>> begin PROVIDED DATA

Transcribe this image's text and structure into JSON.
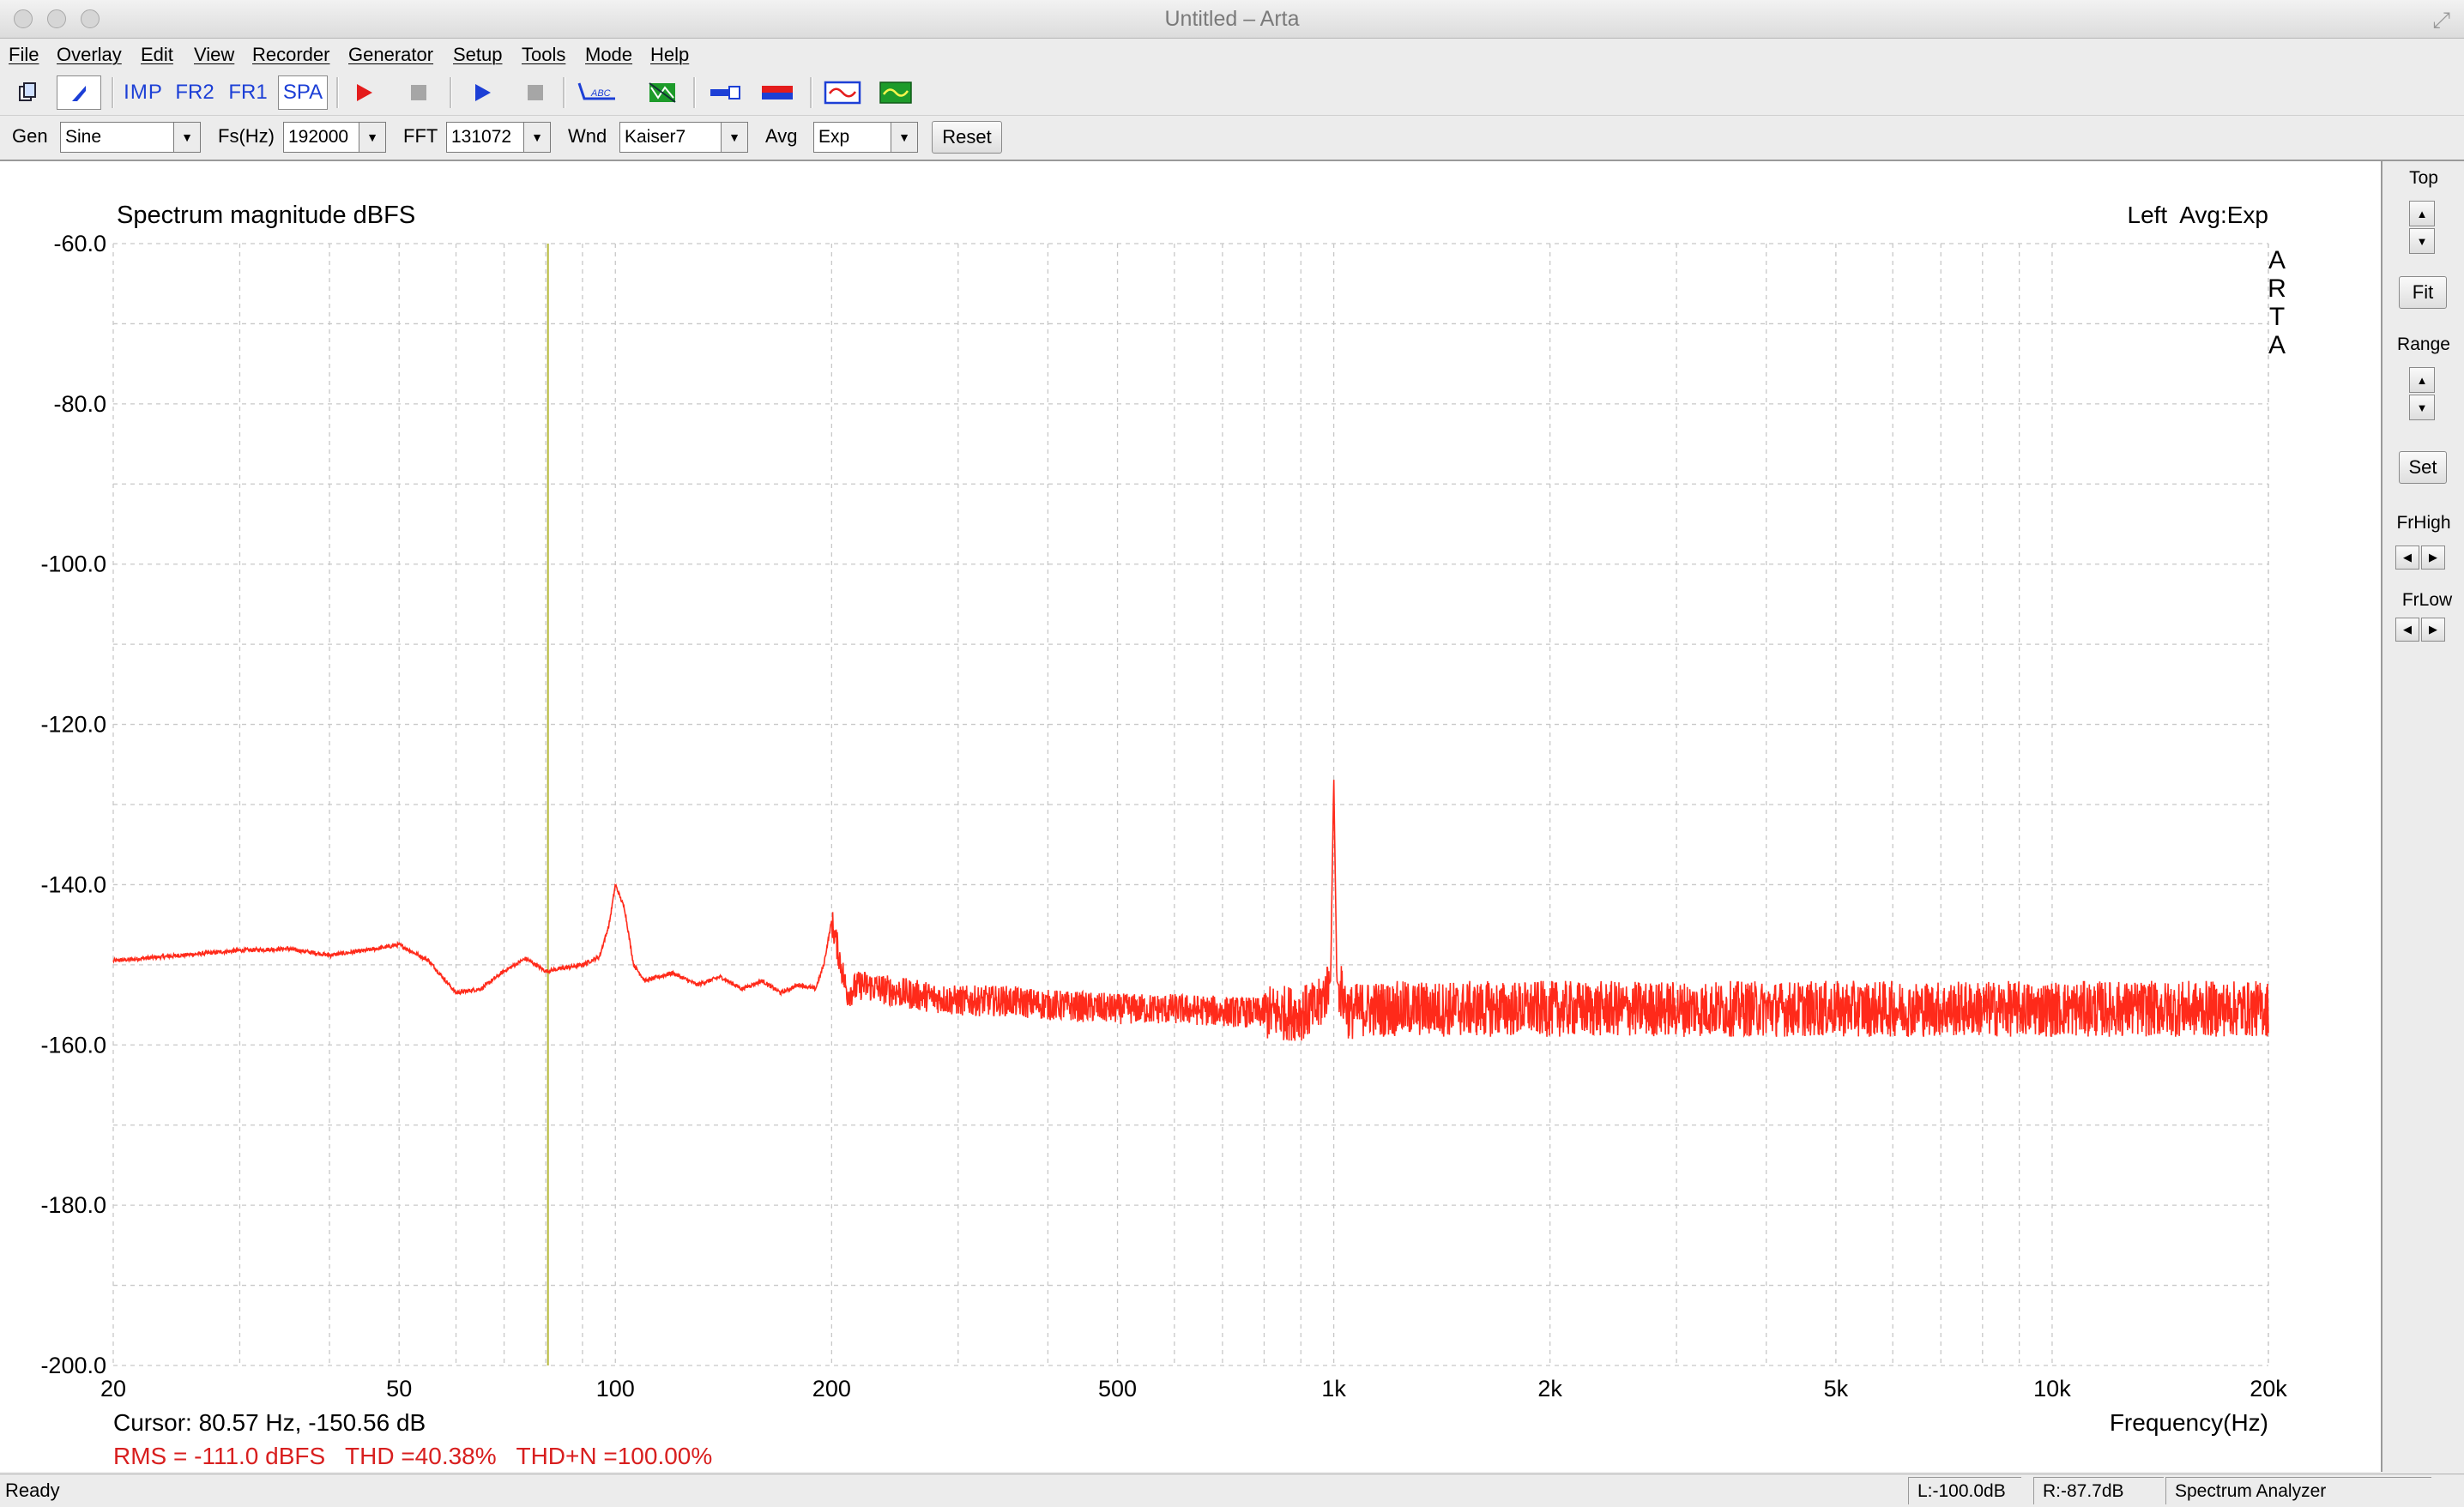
{
  "window": {
    "title": "Untitled – Arta"
  },
  "menu": [
    "File",
    "Overlay",
    "Edit",
    "View",
    "Recorder",
    "Generator",
    "Setup",
    "Tools",
    "Mode",
    "Help"
  ],
  "toolbar": {
    "imp": "IMP",
    "fr2": "FR2",
    "fr1": "FR1",
    "spa": "SPA",
    "abc": "ABC",
    "icons": [
      "new-file-icon",
      "cursor-mode-icon",
      "impulse-mode-icon",
      "fr2-mode-icon",
      "fr1-mode-icon",
      "spectrum-mode-icon",
      "record-icon",
      "stop-icon",
      "play-icon",
      "stop-icon",
      "abc-overlay-icon",
      "spectrum-display-icon",
      "connector-icon",
      "color-bar-icon",
      "signal-icon",
      "waveform-icon"
    ]
  },
  "controls": {
    "gen_label": "Gen",
    "gen_value": "Sine",
    "fs_label": "Fs(Hz)",
    "fs_value": "192000",
    "fft_label": "FFT",
    "fft_value": "131072",
    "wnd_label": "Wnd",
    "wnd_value": "Kaiser7",
    "avg_label": "Avg",
    "avg_value": "Exp",
    "reset_label": "Reset"
  },
  "side": {
    "top_label": "Top",
    "fit_label": "Fit",
    "range_label": "Range",
    "set_label": "Set",
    "frhigh_label": "FrHigh",
    "frlow_label": "FrLow"
  },
  "plot": {
    "cursor_text": "Cursor: 80.57 Hz, -150.56 dB",
    "stats_text": "RMS = -111.0 dBFS   THD =40.38%   THD+N =100.00%",
    "channel_text": "Left  Avg:Exp",
    "brand": [
      "A",
      "R",
      "T",
      "A"
    ]
  },
  "status": {
    "ready": "Ready",
    "left_level": "L:-100.0dB",
    "right_level": "R:-87.7dB",
    "mode": "Spectrum Analyzer"
  },
  "colors": {
    "trace": "#ff2a1a",
    "cursor": "#b6b83a",
    "grid": "#c8c8c8",
    "stats": "#d81f1f"
  },
  "chart_data": {
    "type": "line",
    "title": "Spectrum magnitude dBFS",
    "xlabel": "Frequency(Hz)",
    "ylabel": "",
    "xscale": "log",
    "xlim": [
      20,
      20000
    ],
    "ylim": [
      -200,
      -60
    ],
    "x_ticks": [
      20,
      50,
      100,
      200,
      500,
      1000,
      2000,
      5000,
      10000,
      20000
    ],
    "x_tick_labels": [
      "20",
      "50",
      "100",
      "200",
      "500",
      "1k",
      "2k",
      "5k",
      "10k",
      "20k"
    ],
    "y_ticks": [
      -60,
      -80,
      -100,
      -120,
      -140,
      -160,
      -180,
      -200
    ],
    "y_tick_labels": [
      "-60.0",
      "-80.0",
      "-100.0",
      "-120.0",
      "-140.0",
      "-160.0",
      "-180.0",
      "-200.0"
    ],
    "grid": true,
    "cursor_x": 80.57,
    "series": [
      {
        "x": [
          20,
          25,
          30,
          35,
          40,
          45,
          50,
          55,
          60,
          65,
          70,
          75,
          80,
          85,
          90,
          95,
          98,
          100,
          103,
          106,
          110,
          120,
          130,
          140,
          150,
          160,
          170,
          180,
          190,
          195,
          200,
          205,
          210,
          220,
          250,
          300,
          350,
          400,
          500,
          600,
          700,
          800,
          900,
          950,
          990,
          1000,
          1010,
          1050,
          1100,
          1200,
          1500,
          2000,
          3000,
          5000,
          7000,
          10000,
          15000,
          20000
        ],
        "y": [
          -149.5,
          -148.8,
          -148.2,
          -148.0,
          -148.8,
          -148.2,
          -147.5,
          -149.5,
          -153.5,
          -153.0,
          -150.8,
          -149.2,
          -150.8,
          -150.4,
          -150.0,
          -149.0,
          -145.0,
          -140.0,
          -143.0,
          -150.0,
          -152.0,
          -151.0,
          -152.5,
          -151.5,
          -153.0,
          -152.0,
          -153.5,
          -152.5,
          -153.0,
          -150.0,
          -144.5,
          -149.0,
          -153.5,
          -152.5,
          -153.5,
          -154.5,
          -154.5,
          -155.0,
          -155.5,
          -155.5,
          -155.8,
          -156.0,
          -156.0,
          -155.5,
          -152.0,
          -126.5,
          -152.0,
          -156.0,
          -155.5,
          -155.5,
          -155.5,
          -155.5,
          -155.5,
          -155.5,
          -155.5,
          -155.5,
          -155.5,
          -155.5
        ]
      }
    ],
    "noise_spread_db": 3.5
  }
}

>> end PROVIDED DATA

PROBLEM: Report only the number of lines that hold the string "dBFS" in this listing.

ANSWER: 2